(Items from a data source)
* * *
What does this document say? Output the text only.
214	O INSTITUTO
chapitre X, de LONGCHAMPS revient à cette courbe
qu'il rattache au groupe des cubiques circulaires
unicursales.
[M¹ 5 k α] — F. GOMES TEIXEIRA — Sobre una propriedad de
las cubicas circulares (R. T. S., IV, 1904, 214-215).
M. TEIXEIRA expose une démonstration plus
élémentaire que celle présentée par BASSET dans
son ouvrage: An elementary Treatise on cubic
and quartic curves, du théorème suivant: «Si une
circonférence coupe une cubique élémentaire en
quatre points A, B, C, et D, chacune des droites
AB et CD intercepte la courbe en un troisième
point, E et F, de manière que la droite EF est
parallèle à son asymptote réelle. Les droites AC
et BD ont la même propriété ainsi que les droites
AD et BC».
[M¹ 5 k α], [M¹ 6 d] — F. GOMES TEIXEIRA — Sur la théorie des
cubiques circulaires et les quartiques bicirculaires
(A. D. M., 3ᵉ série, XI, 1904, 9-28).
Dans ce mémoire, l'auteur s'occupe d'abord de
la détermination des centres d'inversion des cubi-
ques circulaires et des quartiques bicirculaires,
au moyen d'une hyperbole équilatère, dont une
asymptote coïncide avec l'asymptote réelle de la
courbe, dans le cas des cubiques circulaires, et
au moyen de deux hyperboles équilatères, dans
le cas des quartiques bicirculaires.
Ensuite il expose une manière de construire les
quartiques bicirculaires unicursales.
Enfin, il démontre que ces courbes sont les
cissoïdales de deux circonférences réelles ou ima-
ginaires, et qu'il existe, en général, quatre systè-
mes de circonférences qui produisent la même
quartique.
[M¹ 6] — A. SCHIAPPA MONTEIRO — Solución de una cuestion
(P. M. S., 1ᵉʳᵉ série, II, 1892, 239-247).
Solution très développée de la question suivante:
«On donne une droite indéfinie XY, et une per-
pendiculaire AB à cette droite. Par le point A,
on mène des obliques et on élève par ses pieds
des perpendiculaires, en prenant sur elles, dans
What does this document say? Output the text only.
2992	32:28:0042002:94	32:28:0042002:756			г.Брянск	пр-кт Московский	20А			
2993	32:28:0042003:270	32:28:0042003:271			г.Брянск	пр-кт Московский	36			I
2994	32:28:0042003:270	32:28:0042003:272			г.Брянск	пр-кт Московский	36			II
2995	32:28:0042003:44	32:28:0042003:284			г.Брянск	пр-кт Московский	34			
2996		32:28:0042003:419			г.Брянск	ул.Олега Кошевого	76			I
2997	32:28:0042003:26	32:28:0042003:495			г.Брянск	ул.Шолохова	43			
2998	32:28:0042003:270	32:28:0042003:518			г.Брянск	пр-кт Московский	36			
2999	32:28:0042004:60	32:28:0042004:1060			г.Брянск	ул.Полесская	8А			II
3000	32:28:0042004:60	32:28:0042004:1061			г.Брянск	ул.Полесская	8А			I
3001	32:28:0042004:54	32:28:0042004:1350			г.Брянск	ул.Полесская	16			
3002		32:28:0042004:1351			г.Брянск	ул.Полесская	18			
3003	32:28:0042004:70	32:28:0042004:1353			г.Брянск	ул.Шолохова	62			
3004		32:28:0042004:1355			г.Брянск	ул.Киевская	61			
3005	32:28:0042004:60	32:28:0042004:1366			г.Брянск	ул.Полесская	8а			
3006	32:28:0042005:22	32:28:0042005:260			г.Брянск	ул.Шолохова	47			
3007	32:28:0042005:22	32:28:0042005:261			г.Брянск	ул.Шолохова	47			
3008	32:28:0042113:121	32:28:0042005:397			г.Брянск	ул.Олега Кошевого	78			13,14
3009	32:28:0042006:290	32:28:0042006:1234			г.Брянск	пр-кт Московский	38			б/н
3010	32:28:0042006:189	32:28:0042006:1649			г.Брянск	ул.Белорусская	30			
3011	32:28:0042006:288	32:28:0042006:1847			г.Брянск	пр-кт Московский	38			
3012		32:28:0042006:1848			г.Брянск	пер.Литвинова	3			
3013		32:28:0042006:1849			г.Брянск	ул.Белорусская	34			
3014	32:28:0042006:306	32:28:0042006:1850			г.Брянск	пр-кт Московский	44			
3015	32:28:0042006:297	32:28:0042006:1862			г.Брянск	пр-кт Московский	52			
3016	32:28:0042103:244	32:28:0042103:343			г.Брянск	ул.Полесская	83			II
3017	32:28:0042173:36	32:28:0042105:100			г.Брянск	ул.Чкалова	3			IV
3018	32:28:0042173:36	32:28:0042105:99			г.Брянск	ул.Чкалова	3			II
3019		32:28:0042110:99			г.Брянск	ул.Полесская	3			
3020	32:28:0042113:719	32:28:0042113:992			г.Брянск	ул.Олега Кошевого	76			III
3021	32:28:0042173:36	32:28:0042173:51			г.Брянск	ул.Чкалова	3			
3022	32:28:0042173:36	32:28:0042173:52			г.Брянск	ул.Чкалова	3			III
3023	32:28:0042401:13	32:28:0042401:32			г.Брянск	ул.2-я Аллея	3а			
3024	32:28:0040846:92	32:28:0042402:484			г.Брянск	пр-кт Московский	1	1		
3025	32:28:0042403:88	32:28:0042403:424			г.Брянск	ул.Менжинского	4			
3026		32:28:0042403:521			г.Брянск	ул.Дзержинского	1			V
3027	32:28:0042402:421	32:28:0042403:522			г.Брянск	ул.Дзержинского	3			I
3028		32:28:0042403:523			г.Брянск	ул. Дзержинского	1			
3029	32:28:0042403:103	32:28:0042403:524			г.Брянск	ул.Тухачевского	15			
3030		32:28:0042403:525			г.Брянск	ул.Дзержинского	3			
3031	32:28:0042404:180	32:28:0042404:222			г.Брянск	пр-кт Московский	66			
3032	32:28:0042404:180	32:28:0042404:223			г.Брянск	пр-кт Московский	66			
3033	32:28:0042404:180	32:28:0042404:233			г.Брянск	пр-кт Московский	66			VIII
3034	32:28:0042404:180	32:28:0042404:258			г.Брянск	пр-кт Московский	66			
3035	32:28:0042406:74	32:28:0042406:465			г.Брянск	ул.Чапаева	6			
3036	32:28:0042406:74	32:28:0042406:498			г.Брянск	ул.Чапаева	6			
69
* * *
Aim —
The entries above must be returned in full, exactly as shown.

Response to the task —
What does this document say? Output the text only.
214	O INSTITUTO
chapitre X, de LONGCHAMPS revient à cette courbe
qu'il rattache au groupe des cubiques circulaires
unicursales.
[M¹ 5 k α] — F. GOMES TEIXEIRA — Sobre una propriedad de
las cubicas circulares (R. T. S., IV, 1904, 214-215).
M. TEIXEIRA expose une démonstration plus
élémentaire que celle présentée par BASSET dans
son ouvrage: An elementary Treatise on cubic
and quartic curves, du théorème suivant: «Si une
circonférence coupe une cubique élémentaire en
quatre points A, B, C, et D, chacune des droites
AB et CD intercepte la courbe en un troisième
point, E et F, de manière que la droite EF est
parallèle à son asymptote réelle. Les droites AC
et BD ont la même propriété ainsi que les droites
AD et BC».
[M¹ 5 k α], [M¹ 6 d] — F. GOMES TEIXEIRA — Sur la théorie des
cubiques circulaires et les quartiques bicirculaires
(A. D. M., 3ᵉ série, XI, 1904, 9-28).
Dans ce mémoire, l'auteur s'occupe d'abord de
la détermination des centres d'inversion des cubi-
ques circulaires et des quartiques bicirculaires,
au moyen d'une hyperbole équilatère, dont une
asymptote coïncide avec l'asymptote réelle de la
courbe, dans le cas des cubiques circulaires, et
au moyen de deux hyperboles équilatères, dans
le cas des quartiques bicirculaires.
Ensuite il expose une manière de construire les
quartiques bicirculaires unicursales.
Enfin, il démontre que ces courbes sont les
cissoïdales de deux circonférences réelles ou ima-
ginaires, et qu'il existe, en général, quatre systè-
mes de circonférences qui produisent la même
quartique.
[M¹ 6] — A. SCHIAPPA MONTEIRO — Solución de una cuestion
(P. M. S., 1ᵉʳᵉ série, II, 1892, 239-247).
Solution très développée de la question suivante:
«On donne une droite indéfinie XY, et une per-
pendiculaire AB à cette droite. Par le point A,
on mène des obliques et on élève par ses pieds
des perpendiculaires, en prenant sur elles, dans
What does this document say? Output the text only.
2992	32:28:0042002:94	32:28:0042002:756			г.Брянск	пр-кт Московский	20А			
2993	32:28:0042003:270	32:28:0042003:271			г.Брянск	пр-кт Московский	36			I
2994	32:28:0042003:270	32:28:0042003:272			г.Брянск	пр-кт Московский	36			II
2995	32:28:0042003:44	32:28:0042003:284			г.Брянск	пр-кт Московский	34			
2996		32:28:0042003:419			г.Брянск	ул.Олега Кошевого	76			I
2997	32:28:0042003:26	32:28:0042003:495			г.Брянск	ул.Шолохова	43			
2998	32:28:0042003:270	32:28:0042003:518			г.Брянск	пр-кт Московский	36			
2999	32:28:0042004:60	32:28:0042004:1060			г.Брянск	ул.Полесская	8А			II
3000	32:28:0042004:60	32:28:0042004:1061			г.Брянск	ул.Полесская	8А			I
3001	32:28:0042004:54	32:28:0042004:1350			г.Брянск	ул.Полесская	16			
3002		32:28:0042004:1351			г.Брянск	ул.Полесская	18			
3003	32:28:0042004:70	32:28:0042004:1353			г.Брянск	ул.Шолохова	62			
3004		32:28:0042004:1355			г.Брянск	ул.Киевская	61			
3005	32:28:0042004:60	32:28:0042004:1366			г.Брянск	ул.Полесская	8а			
3006	32:28:0042005:22	32:28:0042005:260			г.Брянск	ул.Шолохова	47			
3007	32:28:0042005:22	32:28:0042005:261			г.Брянск	ул.Шолохова	47			
3008	32:28:0042113:121	32:28:0042005:397			г.Брянск	ул.Олега Кошевого	78			13,14
3009	32:28:0042006:290	32:28:0042006:1234			г.Брянск	пр-кт Московский	38			б/н
3010	32:28:0042006:189	32:28:0042006:1649			г.Брянск	ул.Белорусская	30			
3011	32:28:0042006:288	32:28:0042006:1847			г.Брянск	пр-кт Московский	38			
3012		32:28:0042006:1848			г.Брянск	пер.Литвинова	3			
3013		32:28:0042006:1849			г.Брянск	ул.Белорусская	34			
3014	32:28:0042006:306	32:28:0042006:1850			г.Брянск	пр-кт Московский	44			
3015	32:28:0042006:297	32:28:0042006:1862			г.Брянск	пр-кт Московский	52			
3016	32:28:0042103:244	32:28:0042103:343			г.Брянск	ул.Полесская	83			II
3017	32:28:0042173:36	32:28:0042105:100			г.Брянск	ул.Чкалова	3			IV
3018	32:28:0042173:36	32:28:0042105:99			г.Брянск	ул.Чкалова	3			II
3019		32:28:0042110:99			г.Брянск	ул.Полесская	3			
3020	32:28:0042113:719	32:28:0042113:992			г.Брянск	ул.Олега Кошевого	76			III
3021	32:28:0042173:36	32:28:0042173:51			г.Брянск	ул.Чкалова	3			
3022	32:28:0042173:36	32:28:0042173:52			г.Брянск	ул.Чкалова	3			III
3023	32:28:0042401:13	32:28:0042401:32			г.Брянск	ул.2-я Аллея	3а			
3024	32:28:0040846:92	32:28:0042402:484			г.Брянск	пр-кт Московский	1	1		
3025	32:28:0042403:88	32:28:0042403:424			г.Брянск	ул.Менжинского	4			
3026		32:28:0042403:521			г.Брянск	ул.Дзержинского	1			V
3027	32:28:0042402:421	32:28:0042403:522			г.Брянск	ул.Дзержинского	3			I
3028		32:28:0042403:523			г.Брянск	ул. Дзержинского	1			
3029	32:28:0042403:103	32:28:0042403:524			г.Брянск	ул.Тухачевского	15			
3030		32:28:0042403:525			г.Брянск	ул.Дзержинского	3			
3031	32:28:0042404:180	32:28:0042404:222			г.Брянск	пр-кт Московский	66			
3032	32:28:0042404:180	32:28:0042404:223			г.Брянск	пр-кт Московский	66			
3033	32:28:0042404:180	32:28:0042404:233			г.Брянск	пр-кт Московский	66			VIII
3034	32:28:0042404:180	32:28:0042404:258			г.Брянск	пр-кт Московский	66			
3035	32:28:0042406:74	32:28:0042406:465			г.Брянск	ул.Чапаева	6			
3036	32:28:0042406:74	32:28:0042406:498			г.Брянск	ул.Чапаева	6			
69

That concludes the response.